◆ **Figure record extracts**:

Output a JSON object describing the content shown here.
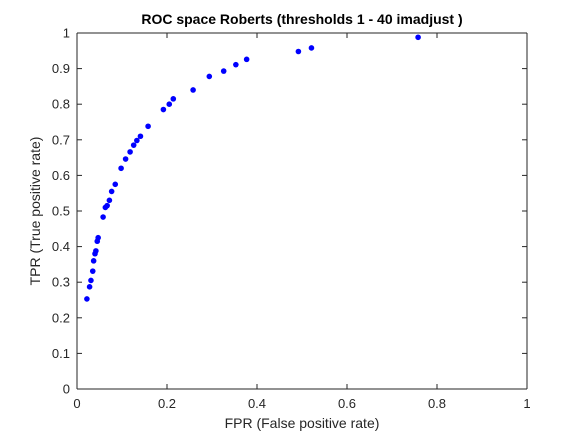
{
  "chart_data": {
    "type": "scatter",
    "title": "ROC space Roberts (thresholds 1 - 40  imadjust )",
    "xlabel": "FPR (False positive rate)",
    "ylabel": "TPR (True positive rate)",
    "xlim": [
      0,
      1
    ],
    "ylim": [
      0,
      1
    ],
    "xticks": [
      "0",
      "0.2",
      "0.4",
      "0.6",
      "0.8",
      "1"
    ],
    "yticks": [
      "0",
      "0.1",
      "0.2",
      "0.3",
      "0.4",
      "0.5",
      "0.6",
      "0.7",
      "0.8",
      "0.9",
      "1"
    ],
    "grid": false,
    "marker_color": "#0000ff",
    "series": [
      {
        "x": [
          0.022,
          0.028,
          0.031,
          0.035,
          0.037,
          0.04,
          0.042,
          0.045,
          0.047,
          0.058,
          0.063,
          0.067,
          0.072,
          0.077,
          0.085,
          0.098,
          0.108,
          0.118,
          0.126,
          0.133,
          0.141,
          0.158,
          0.192,
          0.205,
          0.214,
          0.258,
          0.294,
          0.326,
          0.353,
          0.377,
          0.492,
          0.521,
          0.758
        ],
        "y": [
          0.253,
          0.287,
          0.305,
          0.331,
          0.36,
          0.38,
          0.388,
          0.415,
          0.425,
          0.483,
          0.51,
          0.515,
          0.53,
          0.555,
          0.575,
          0.62,
          0.646,
          0.666,
          0.685,
          0.698,
          0.71,
          0.738,
          0.785,
          0.8,
          0.815,
          0.84,
          0.878,
          0.893,
          0.911,
          0.926,
          0.948,
          0.958,
          0.988
        ]
      }
    ]
  }
}
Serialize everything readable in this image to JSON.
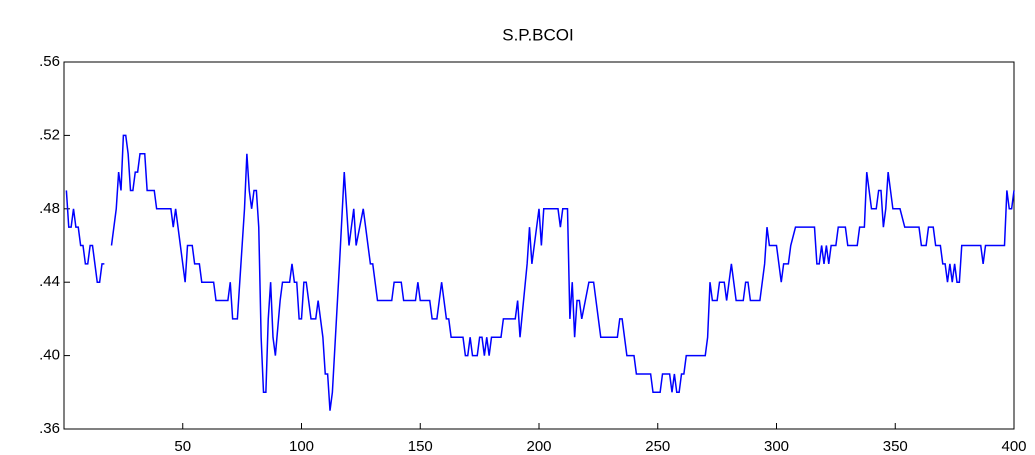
{
  "chart_data": {
    "type": "line",
    "title": "S.P.BCOI",
    "x": [
      1,
      2,
      3,
      4,
      5,
      6,
      7,
      8,
      9,
      10,
      11,
      12,
      13,
      14,
      15,
      16,
      17,
      19,
      20,
      21,
      22,
      23,
      24,
      25,
      26,
      27,
      28,
      29,
      30,
      31,
      32,
      34,
      35,
      38,
      39,
      45,
      46,
      47,
      49,
      51,
      52,
      54,
      55,
      57,
      58,
      63,
      64,
      69,
      70,
      71,
      73,
      74,
      76,
      77,
      78,
      79,
      80,
      81,
      82,
      83,
      84,
      85,
      86,
      87,
      88,
      89,
      91,
      92,
      95,
      96,
      97,
      98,
      99,
      100,
      101,
      102,
      103,
      104,
      106,
      107,
      108,
      109,
      110,
      111,
      112,
      113,
      116,
      118,
      119,
      120,
      122,
      123,
      126,
      127,
      128,
      129,
      130,
      132,
      138,
      139,
      142,
      143,
      148,
      149,
      150,
      154,
      155,
      157,
      158,
      159,
      161,
      162,
      163,
      168,
      169,
      170,
      171,
      172,
      174,
      175,
      176,
      177,
      178,
      179,
      180,
      184,
      185,
      190,
      191,
      192,
      195,
      196,
      197,
      200,
      201,
      202,
      208,
      209,
      210,
      212,
      213,
      214,
      215,
      216,
      217,
      218,
      221,
      223,
      224,
      226,
      233,
      234,
      235,
      237,
      240,
      241,
      247,
      248,
      251,
      252,
      255,
      256,
      257,
      258,
      259,
      260,
      261,
      262,
      270,
      271,
      272,
      273,
      275,
      276,
      278,
      279,
      281,
      283,
      286,
      287,
      288,
      289,
      293,
      295,
      296,
      297,
      300,
      302,
      303,
      305,
      306,
      308,
      316,
      317,
      318,
      319,
      320,
      321,
      322,
      323,
      325,
      326,
      329,
      330,
      334,
      335,
      337,
      338,
      340,
      342,
      343,
      344,
      345,
      346,
      347,
      349,
      352,
      354,
      360,
      361,
      363,
      364,
      366,
      367,
      369,
      370,
      371,
      372,
      373,
      374,
      375,
      376,
      377,
      378,
      386,
      387,
      388,
      396,
      397,
      398,
      399,
      400
    ],
    "series": [
      {
        "name": "S.P.BCOI",
        "color": "#0000ff",
        "values": [
          0.49,
          0.47,
          0.47,
          0.48,
          0.47,
          0.47,
          0.46,
          0.46,
          0.45,
          0.45,
          0.46,
          0.46,
          0.45,
          0.44,
          0.44,
          0.45,
          0.45,
          null,
          0.46,
          0.47,
          0.48,
          0.5,
          0.49,
          0.52,
          0.52,
          0.51,
          0.49,
          0.49,
          0.5,
          0.5,
          0.51,
          0.51,
          0.49,
          0.49,
          0.48,
          0.48,
          0.47,
          0.48,
          0.46,
          0.44,
          0.46,
          0.46,
          0.45,
          0.45,
          0.44,
          0.44,
          0.43,
          0.43,
          0.44,
          0.42,
          0.42,
          0.44,
          0.48,
          0.51,
          0.49,
          0.48,
          0.49,
          0.49,
          0.47,
          0.41,
          0.38,
          0.38,
          0.42,
          0.44,
          0.41,
          0.4,
          0.43,
          0.44,
          0.44,
          0.45,
          0.44,
          0.44,
          0.42,
          0.42,
          0.44,
          0.44,
          0.43,
          0.42,
          0.42,
          0.43,
          0.42,
          0.41,
          0.39,
          0.39,
          0.37,
          0.38,
          0.45,
          0.5,
          0.48,
          0.46,
          0.48,
          0.46,
          0.48,
          0.47,
          0.46,
          0.45,
          0.45,
          0.43,
          0.43,
          0.44,
          0.44,
          0.43,
          0.43,
          0.44,
          0.43,
          0.43,
          0.42,
          0.42,
          0.43,
          0.44,
          0.42,
          0.42,
          0.41,
          0.41,
          0.4,
          0.4,
          0.41,
          0.4,
          0.4,
          0.41,
          0.41,
          0.4,
          0.41,
          0.4,
          0.41,
          0.41,
          0.42,
          0.42,
          0.43,
          0.41,
          0.45,
          0.47,
          0.45,
          0.48,
          0.46,
          0.48,
          0.48,
          0.47,
          0.48,
          0.48,
          0.42,
          0.44,
          0.41,
          0.43,
          0.43,
          0.42,
          0.44,
          0.44,
          0.43,
          0.41,
          0.41,
          0.42,
          0.42,
          0.4,
          0.4,
          0.39,
          0.39,
          0.38,
          0.38,
          0.39,
          0.39,
          0.38,
          0.39,
          0.38,
          0.38,
          0.39,
          0.39,
          0.4,
          0.4,
          0.41,
          0.44,
          0.43,
          0.43,
          0.44,
          0.44,
          0.43,
          0.45,
          0.43,
          0.43,
          0.44,
          0.44,
          0.43,
          0.43,
          0.45,
          0.47,
          0.46,
          0.46,
          0.44,
          0.45,
          0.45,
          0.46,
          0.47,
          0.47,
          0.45,
          0.45,
          0.46,
          0.45,
          0.46,
          0.45,
          0.46,
          0.46,
          0.47,
          0.47,
          0.46,
          0.46,
          0.47,
          0.47,
          0.5,
          0.48,
          0.48,
          0.49,
          0.49,
          0.47,
          0.48,
          0.5,
          0.48,
          0.48,
          0.47,
          0.47,
          0.46,
          0.46,
          0.47,
          0.47,
          0.46,
          0.46,
          0.45,
          0.45,
          0.44,
          0.45,
          0.44,
          0.45,
          0.44,
          0.44,
          0.46,
          0.46,
          0.45,
          0.46,
          0.46,
          0.49,
          0.48,
          0.48,
          0.49
        ]
      }
    ],
    "xlim": [
      0,
      400
    ],
    "xticks": [
      50,
      100,
      150,
      200,
      250,
      300,
      350,
      400
    ],
    "ylim": [
      0.36,
      0.56
    ],
    "yticks": [
      {
        "value": 0.36,
        "label": ".36"
      },
      {
        "value": 0.4,
        "label": ".40"
      },
      {
        "value": 0.44,
        "label": ".44"
      },
      {
        "value": 0.48,
        "label": ".48"
      },
      {
        "value": 0.52,
        "label": ".52"
      },
      {
        "value": 0.56,
        "label": ".56"
      }
    ],
    "grid": false
  }
}
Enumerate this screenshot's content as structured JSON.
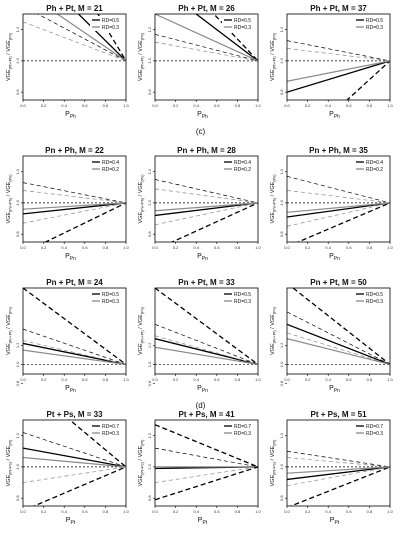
{
  "sections": [
    {
      "label": "(c)",
      "after_row": 0
    },
    {
      "label": "(d)",
      "after_row": 2
    }
  ],
  "colors": {
    "black": "#000000",
    "gray": "#8a8a8a",
    "reference": "#000000"
  },
  "chart_data": [
    {
      "type": "line",
      "title": "Ph + Pt, M = 21",
      "xlabel_main": "P",
      "xlabel_sub": "Ph",
      "ylabel_main": "VGE",
      "ylabel_sub1": "(Ph+Pt)",
      "ylabel_sep": " / VGE",
      "ylabel_sub2": "(Ph)",
      "x_ticks": [
        "0.0",
        "0.2",
        "0.4",
        "0.6",
        "0.8",
        "1.0"
      ],
      "y_ticks": [
        "0.8",
        "1.0",
        "1.2"
      ],
      "xlim": [
        0,
        1
      ],
      "ylim": [
        0.75,
        1.3
      ],
      "legend": [
        "RD=0.5",
        "RD=0.3"
      ],
      "series": [
        {
          "color": "black",
          "width": 1.3,
          "dash": "",
          "start": 1.65
        },
        {
          "color": "black",
          "width": 1.3,
          "dash": "5,3",
          "start": 2.1
        },
        {
          "color": "black",
          "width": 0.7,
          "dash": "4,3",
          "start": 1.35
        },
        {
          "color": "gray",
          "width": 1.2,
          "dash": "",
          "start": 1.45
        },
        {
          "color": "gray",
          "width": 0.7,
          "dash": "4,3",
          "start": 1.25
        }
      ]
    },
    {
      "type": "line",
      "title": "Ph + Pt, M = 26",
      "xlabel_main": "P",
      "xlabel_sub": "Ph",
      "ylabel_main": "VGE",
      "ylabel_sub1": "(Ph+Pt)",
      "ylabel_sep": " / VGE",
      "ylabel_sub2": "(Ph)",
      "x_ticks": [
        "0.0",
        "0.2",
        "0.4",
        "0.6",
        "0.8",
        "1.0"
      ],
      "y_ticks": [
        "0.8",
        "1.0",
        "1.2"
      ],
      "xlim": [
        0,
        1
      ],
      "ylim": [
        0.75,
        1.3
      ],
      "legend": [
        "RD=0.5",
        "RD=0.3"
      ],
      "series": [
        {
          "color": "black",
          "width": 1.3,
          "dash": "",
          "start": 1.5
        },
        {
          "color": "black",
          "width": 1.3,
          "dash": "5,3",
          "start": 1.7
        },
        {
          "color": "black",
          "width": 0.7,
          "dash": "4,3",
          "start": 1.17
        },
        {
          "color": "gray",
          "width": 1.2,
          "dash": "",
          "start": 1.3
        },
        {
          "color": "gray",
          "width": 0.7,
          "dash": "4,3",
          "start": 1.12
        }
      ]
    },
    {
      "type": "line",
      "title": "Ph + Pt, M = 37",
      "xlabel_main": "P",
      "xlabel_sub": "Ph",
      "ylabel_main": "VGE",
      "ylabel_sub1": "(Ph+Pt)",
      "ylabel_sep": " / VGE",
      "ylabel_sub2": "(Ph)",
      "x_ticks": [
        "0.0",
        "0.2",
        "0.4",
        "0.6",
        "0.8",
        "1.0"
      ],
      "y_ticks": [
        "0.8",
        "1.0",
        "1.2"
      ],
      "xlim": [
        0,
        1
      ],
      "ylim": [
        0.75,
        1.3
      ],
      "legend": [
        "RD=0.5",
        "RD=0.3"
      ],
      "series": [
        {
          "color": "black",
          "width": 1.3,
          "dash": "",
          "start": 0.8
        },
        {
          "color": "black",
          "width": 1.3,
          "dash": "5,3",
          "start": 0.4
        },
        {
          "color": "black",
          "width": 0.7,
          "dash": "4,3",
          "start": 1.13
        },
        {
          "color": "gray",
          "width": 1.2,
          "dash": "",
          "start": 0.87
        },
        {
          "color": "gray",
          "width": 0.7,
          "dash": "4,3",
          "start": 1.08
        }
      ]
    },
    {
      "type": "line",
      "title": "Pn + Ph, M = 22",
      "xlabel_main": "P",
      "xlabel_sub": "Pn",
      "ylabel_main": "VGE",
      "ylabel_sub1": "(Pn+Ph)",
      "ylabel_sep": " / VGE",
      "ylabel_sub2": "(Pn)",
      "x_ticks": [
        "0.0",
        "0.2",
        "0.4",
        "0.6",
        "0.8",
        "1.0"
      ],
      "y_ticks": [
        "0.8",
        "1.0",
        "1.2"
      ],
      "xlim": [
        0,
        1
      ],
      "ylim": [
        0.75,
        1.3
      ],
      "legend": [
        "RD=0.4",
        "RD=0.2"
      ],
      "series": [
        {
          "color": "black",
          "width": 1.3,
          "dash": "",
          "start": 0.93
        },
        {
          "color": "black",
          "width": 1.3,
          "dash": "5,3",
          "start": 0.68
        },
        {
          "color": "black",
          "width": 0.7,
          "dash": "4,3",
          "start": 1.13
        },
        {
          "color": "gray",
          "width": 1.2,
          "dash": "",
          "start": 0.96
        },
        {
          "color": "gray",
          "width": 0.7,
          "dash": "4,3",
          "start": 1.08
        },
        {
          "color": "gray",
          "width": 0.7,
          "dash": "4,3",
          "start": 0.87
        }
      ]
    },
    {
      "type": "line",
      "title": "Pn + Ph, M = 28",
      "xlabel_main": "P",
      "xlabel_sub": "Pn",
      "ylabel_main": "VGE",
      "ylabel_sub1": "(Pn+Ph)",
      "ylabel_sep": " / VGE",
      "ylabel_sub2": "(Pn)",
      "x_ticks": [
        "0.0",
        "0.2",
        "0.4",
        "0.6",
        "0.8",
        "1.0"
      ],
      "y_ticks": [
        "0.8",
        "1.0",
        "1.2"
      ],
      "xlim": [
        0,
        1
      ],
      "ylim": [
        0.75,
        1.3
      ],
      "legend": [
        "RD=0.4",
        "RD=0.2"
      ],
      "series": [
        {
          "color": "black",
          "width": 1.3,
          "dash": "",
          "start": 0.92
        },
        {
          "color": "black",
          "width": 1.3,
          "dash": "5,3",
          "start": 0.7
        },
        {
          "color": "black",
          "width": 0.7,
          "dash": "4,3",
          "start": 1.15
        },
        {
          "color": "gray",
          "width": 1.2,
          "dash": "",
          "start": 0.95
        },
        {
          "color": "gray",
          "width": 0.7,
          "dash": "4,3",
          "start": 1.09
        },
        {
          "color": "gray",
          "width": 0.7,
          "dash": "4,3",
          "start": 0.86
        }
      ]
    },
    {
      "type": "line",
      "title": "Pn + Ph, M = 35",
      "xlabel_main": "P",
      "xlabel_sub": "Pn",
      "ylabel_main": "VGE",
      "ylabel_sub1": "(Pn+Ph)",
      "ylabel_sep": " / VGE",
      "ylabel_sub2": "(Pn)",
      "x_ticks": [
        "0.0",
        "0.2",
        "0.4",
        "0.6",
        "0.8",
        "1.0"
      ],
      "y_ticks": [
        "0.8",
        "1.0",
        "1.2"
      ],
      "xlim": [
        0,
        1
      ],
      "ylim": [
        0.75,
        1.3
      ],
      "legend": [
        "RD=0.4",
        "RD=0.2"
      ],
      "series": [
        {
          "color": "black",
          "width": 1.3,
          "dash": "",
          "start": 0.91
        },
        {
          "color": "black",
          "width": 1.3,
          "dash": "5,3",
          "start": 0.72
        },
        {
          "color": "black",
          "width": 0.7,
          "dash": "4,3",
          "start": 1.17
        },
        {
          "color": "gray",
          "width": 1.2,
          "dash": "",
          "start": 0.94
        },
        {
          "color": "gray",
          "width": 0.7,
          "dash": "4,3",
          "start": 1.08
        },
        {
          "color": "gray",
          "width": 0.7,
          "dash": "4,3",
          "start": 0.85
        }
      ]
    },
    {
      "type": "line",
      "title": "Pn + Pt, M = 24",
      "xlabel_main": "P",
      "xlabel_sub": "Pn",
      "ylabel_main": "VGE",
      "ylabel_sub1": "(Pn+Pt)",
      "ylabel_sep": " / VGE",
      "ylabel_sub2": "(Pn)",
      "x_ticks": [
        "0.0",
        "0.2",
        "0.4",
        "0.6",
        "0.8",
        "1.0"
      ],
      "y_ticks": [
        "0.8",
        "1.0",
        "1.2"
      ],
      "xlim": [
        0,
        1
      ],
      "ylim": [
        0.9,
        1.8
      ],
      "legend": [
        "RD=0.5",
        "RD=0.3"
      ],
      "series": [
        {
          "color": "black",
          "width": 1.3,
          "dash": "",
          "start": 1.22
        },
        {
          "color": "black",
          "width": 1.3,
          "dash": "5,3",
          "start": 1.8
        },
        {
          "color": "black",
          "width": 0.7,
          "dash": "4,3",
          "start": 1.37
        },
        {
          "color": "gray",
          "width": 1.2,
          "dash": "",
          "start": 1.15
        },
        {
          "color": "gray",
          "width": 0.7,
          "dash": "4,3",
          "start": 1.25
        }
      ]
    },
    {
      "type": "line",
      "title": "Pn + Pt, M = 33",
      "xlabel_main": "P",
      "xlabel_sub": "Pn",
      "ylabel_main": "VGE",
      "ylabel_sub1": "(Pn+Pt)",
      "ylabel_sep": " / VGE",
      "ylabel_sub2": "(Pn)",
      "x_ticks": [
        "0.0",
        "0.2",
        "0.4",
        "0.6",
        "0.8",
        "1.0"
      ],
      "y_ticks": [
        "0.8",
        "1.0",
        "1.2"
      ],
      "xlim": [
        0,
        1
      ],
      "ylim": [
        0.9,
        1.8
      ],
      "legend": [
        "RD=0.5",
        "RD=0.3"
      ],
      "series": [
        {
          "color": "black",
          "width": 1.3,
          "dash": "",
          "start": 1.27
        },
        {
          "color": "black",
          "width": 1.3,
          "dash": "5,3",
          "start": 1.8
        },
        {
          "color": "black",
          "width": 0.7,
          "dash": "4,3",
          "start": 1.42
        },
        {
          "color": "gray",
          "width": 1.2,
          "dash": "",
          "start": 1.18
        },
        {
          "color": "gray",
          "width": 0.7,
          "dash": "4,3",
          "start": 1.3
        }
      ]
    },
    {
      "type": "line",
      "title": "Pn + Pt, M = 50",
      "xlabel_main": "P",
      "xlabel_sub": "Pn",
      "ylabel_main": "VGE",
      "ylabel_sub1": "(Pn+Pt)",
      "ylabel_sep": " / VGE",
      "ylabel_sub2": "(Pn)",
      "x_ticks": [
        "0.0",
        "0.2",
        "0.4",
        "0.6",
        "0.8",
        "1.0"
      ],
      "y_ticks": [
        "0.8",
        "1.0",
        "1.2"
      ],
      "xlim": [
        0,
        1
      ],
      "ylim": [
        0.9,
        1.8
      ],
      "legend": [
        "RD=0.5",
        "RD=0.3"
      ],
      "series": [
        {
          "color": "black",
          "width": 1.3,
          "dash": "",
          "start": 1.42
        },
        {
          "color": "black",
          "width": 1.3,
          "dash": "5,3",
          "start": 1.85
        },
        {
          "color": "black",
          "width": 0.7,
          "dash": "4,3",
          "start": 1.55
        },
        {
          "color": "gray",
          "width": 1.2,
          "dash": "",
          "start": 1.27
        },
        {
          "color": "gray",
          "width": 0.7,
          "dash": "4,3",
          "start": 1.33
        }
      ]
    },
    {
      "type": "line",
      "title": "Pt + Ps, M = 33",
      "xlabel_main": "P",
      "xlabel_sub": "Pt",
      "ylabel_main": "VGE",
      "ylabel_sub1": "(Pt+Ps)",
      "ylabel_sep": " / VGE",
      "ylabel_sub2": "(Pt)",
      "x_ticks": [
        "0.0",
        "0.2",
        "0.4",
        "0.6",
        "0.8",
        "1.0"
      ],
      "y_ticks": [
        "0.8",
        "1.0",
        "1.2"
      ],
      "xlim": [
        0,
        1
      ],
      "ylim": [
        0.75,
        1.3
      ],
      "legend": [
        "RD=0.7",
        "RD=0.3"
      ],
      "series": [
        {
          "color": "black",
          "width": 1.3,
          "dash": "",
          "start": 1.12
        },
        {
          "color": "black",
          "width": 1.3,
          "dash": "5,3",
          "start": 1.55
        },
        {
          "color": "black",
          "width": 0.7,
          "dash": "4,3",
          "start": 1.22
        },
        {
          "color": "gray",
          "width": 1.2,
          "dash": "",
          "start": 1.06
        },
        {
          "color": "gray",
          "width": 0.7,
          "dash": "4,3",
          "start": 0.9
        },
        {
          "color": "black",
          "width": 1.3,
          "dash": "5,3",
          "start": 0.72
        }
      ]
    },
    {
      "type": "line",
      "title": "Pt + Ps, M = 41",
      "xlabel_main": "P",
      "xlabel_sub": "Pt",
      "ylabel_main": "VGE",
      "ylabel_sub1": "(Pt+Ps)",
      "ylabel_sep": " / VGE",
      "ylabel_sub2": "(Pt)",
      "x_ticks": [
        "0.0",
        "0.2",
        "0.4",
        "0.6",
        "0.8",
        "1.0"
      ],
      "y_ticks": [
        "0.8",
        "1.0",
        "1.2"
      ],
      "xlim": [
        0,
        1
      ],
      "ylim": [
        0.75,
        1.3
      ],
      "legend": [
        "RD=0.7",
        "RD=0.3"
      ],
      "series": [
        {
          "color": "black",
          "width": 1.3,
          "dash": "",
          "start": 0.99
        },
        {
          "color": "black",
          "width": 1.3,
          "dash": "5,3",
          "start": 1.27
        },
        {
          "color": "black",
          "width": 0.7,
          "dash": "4,3",
          "start": 1.12
        },
        {
          "color": "gray",
          "width": 1.2,
          "dash": "",
          "start": 1.0
        },
        {
          "color": "gray",
          "width": 0.7,
          "dash": "4,3",
          "start": 0.9
        },
        {
          "color": "black",
          "width": 1.3,
          "dash": "5,3",
          "start": 0.79
        }
      ]
    },
    {
      "type": "line",
      "title": "Pt + Ps, M = 51",
      "xlabel_main": "P",
      "xlabel_sub": "Pt",
      "ylabel_main": "VGE",
      "ylabel_sub1": "(Pt+Ps)",
      "ylabel_sep": " / VGE",
      "ylabel_sub2": "(Pt)",
      "x_ticks": [
        "0.0",
        "0.2",
        "0.4",
        "0.6",
        "0.8",
        "1.0"
      ],
      "y_ticks": [
        "0.8",
        "1.0",
        "1.2"
      ],
      "xlim": [
        0,
        1
      ],
      "ylim": [
        0.75,
        1.3
      ],
      "legend": [
        "RD=0.7",
        "RD=0.3"
      ],
      "series": [
        {
          "color": "black",
          "width": 1.3,
          "dash": "",
          "start": 0.92
        },
        {
          "color": "black",
          "width": 1.3,
          "dash": "5,3",
          "start": 0.74
        },
        {
          "color": "black",
          "width": 0.7,
          "dash": "4,3",
          "start": 1.1
        },
        {
          "color": "gray",
          "width": 1.2,
          "dash": "",
          "start": 0.96
        },
        {
          "color": "gray",
          "width": 0.7,
          "dash": "4,3",
          "start": 1.06
        },
        {
          "color": "gray",
          "width": 0.7,
          "dash": "4,3",
          "start": 0.88
        }
      ]
    }
  ]
}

◆ **TASK**: Return each line of the data that contains the string "positive".

◆ **FULL OUTPUT**:
    "xlabel": "FPR (False positive rate)",
    "ylabel": "TPR (True positive rate)",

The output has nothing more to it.